• SUPPLIED TEXT

-- start --

🌱 Parsing as Sequence Labeling

Hi 👋 This is a Python implementation for sequence labeling algorithms (and others!) for Dependency, Constituency and Semantic Parsing.

Dependency Parsing:
- Absolute and relative indexing (Strzyz et al., 2019).
- PoS-tag relative indexing (Strzyz et al., 2019).
- Bracketing encoding ($k$-planar) (Strzyz et al., 2020).
- Arc-Eager transition-based system (Nivre and Fernández-González, 2002).
- $4$-bit projective encoding (Gómez-Rodríguez et al., 2023).
- $7$-bit $2$-planar encoding (Gómez-Rodríguez et al., 2023).
- Hexa-Tagging projective encoding (Amini et al., 2023).
- Biaffine dependency parser (Dozat et al., 2016).
Semantic Dependency Parsing:
- Absolute and relative indexing (Ezquerro et al., 2024).

-- end --

• DATA SHOWN
-- start --

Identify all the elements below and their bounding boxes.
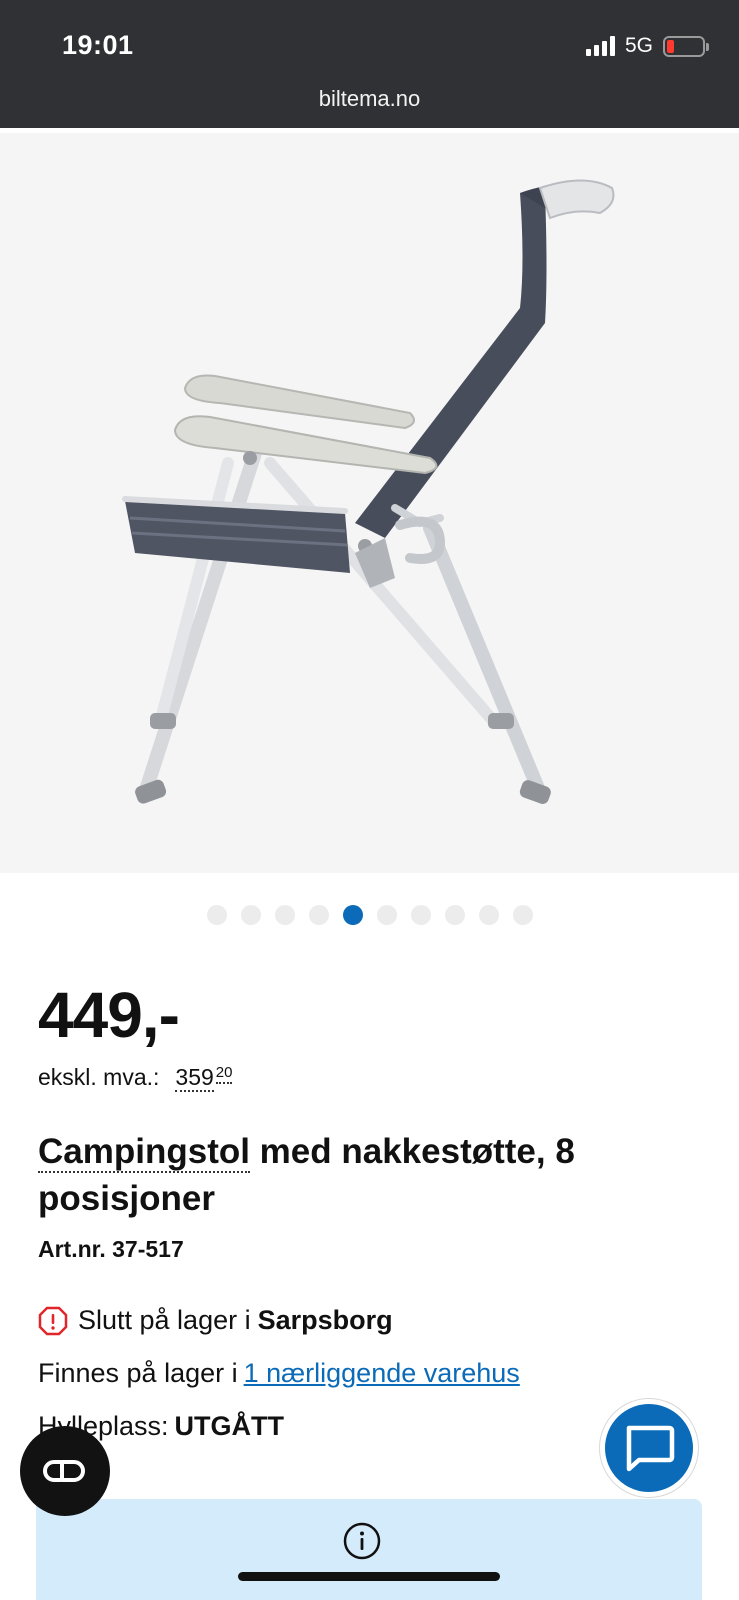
shelf-value: UTGÅTT — [175, 1411, 284, 1441]
product-price: 449,- — [38, 978, 179, 1052]
carousel-dot[interactable] — [411, 905, 431, 925]
carousel-dot[interactable] — [275, 905, 295, 925]
ex-vat-value: 359 — [175, 1064, 213, 1092]
product-title: Campingstol med nakkestøtte, 8 posisjone… — [38, 1128, 678, 1222]
ex-vat-label: ekskl. mva.: — [38, 1064, 159, 1091]
price-ex-vat: ekskl. mva.: 359 20 — [38, 1064, 232, 1092]
folding-camping-chair-image — [0, 133, 739, 873]
ex-vat-cents: 20 — [216, 1064, 233, 1084]
network-type: 5G — [625, 34, 653, 58]
nearby-stock: Finnes på lager i1 nærliggende varehus — [38, 1358, 520, 1389]
browser-top-bar: 19:01 5G biltema.no — [0, 0, 739, 128]
cobrowse-icon — [40, 1456, 90, 1486]
url-bar[interactable]: biltema.no — [0, 86, 739, 112]
product-category-link[interactable]: Campingstol — [38, 1132, 250, 1173]
chat-button[interactable] — [600, 1399, 698, 1497]
product-image[interactable] — [0, 133, 739, 873]
status-indicators: 5G — [586, 34, 705, 58]
carousel-dot[interactable] — [377, 905, 397, 925]
signal-icon — [586, 36, 615, 56]
info-banner — [36, 1499, 702, 1600]
carousel-dot-active[interactable] — [343, 905, 363, 925]
cobrowse-button[interactable] — [20, 1426, 110, 1516]
info-icon — [342, 1521, 382, 1561]
article-number: Art.nr. 37-517 — [38, 1236, 184, 1263]
stock-status: Slutt på lager i Sarpsborg — [38, 1305, 393, 1336]
carousel-dot[interactable] — [309, 905, 329, 925]
carousel-dot[interactable] — [207, 905, 227, 925]
image-carousel-dots — [0, 905, 739, 925]
status-time: 19:01 — [62, 30, 134, 61]
nearby-prefix: Finnes på lager i — [38, 1358, 238, 1388]
carousel-dot[interactable] — [479, 905, 499, 925]
home-indicator — [238, 1572, 500, 1581]
chat-bubble-icon — [623, 1424, 675, 1472]
store-name: Sarpsborg — [258, 1305, 393, 1336]
carousel-dot[interactable] — [445, 905, 465, 925]
out-of-stock-text: Slutt på lager i — [78, 1305, 251, 1336]
warning-octagon-icon — [38, 1306, 68, 1336]
battery-icon — [663, 36, 705, 57]
carousel-dot[interactable] — [513, 905, 533, 925]
carousel-dot[interactable] — [241, 905, 261, 925]
nearby-stores-link[interactable]: 1 nærliggende varehus — [244, 1358, 520, 1388]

-- end --

• EXERCISE GOAL
Translate into Spanish this sentence from the page on parsing as sequence labeling: "This is a Python implementation for sequence labeling algorithms (and others!) for Dependency, Constituency and Semantic Parsing." The records were taken from a different source than the text.

• OUTPUT FOR THIS EXERCISE
Esta es una implementación en Python de algoritmos de etiquetado de secuencias (¡y otros!) para el análisis sintáctico de dependencias, de constituyentes y semántico.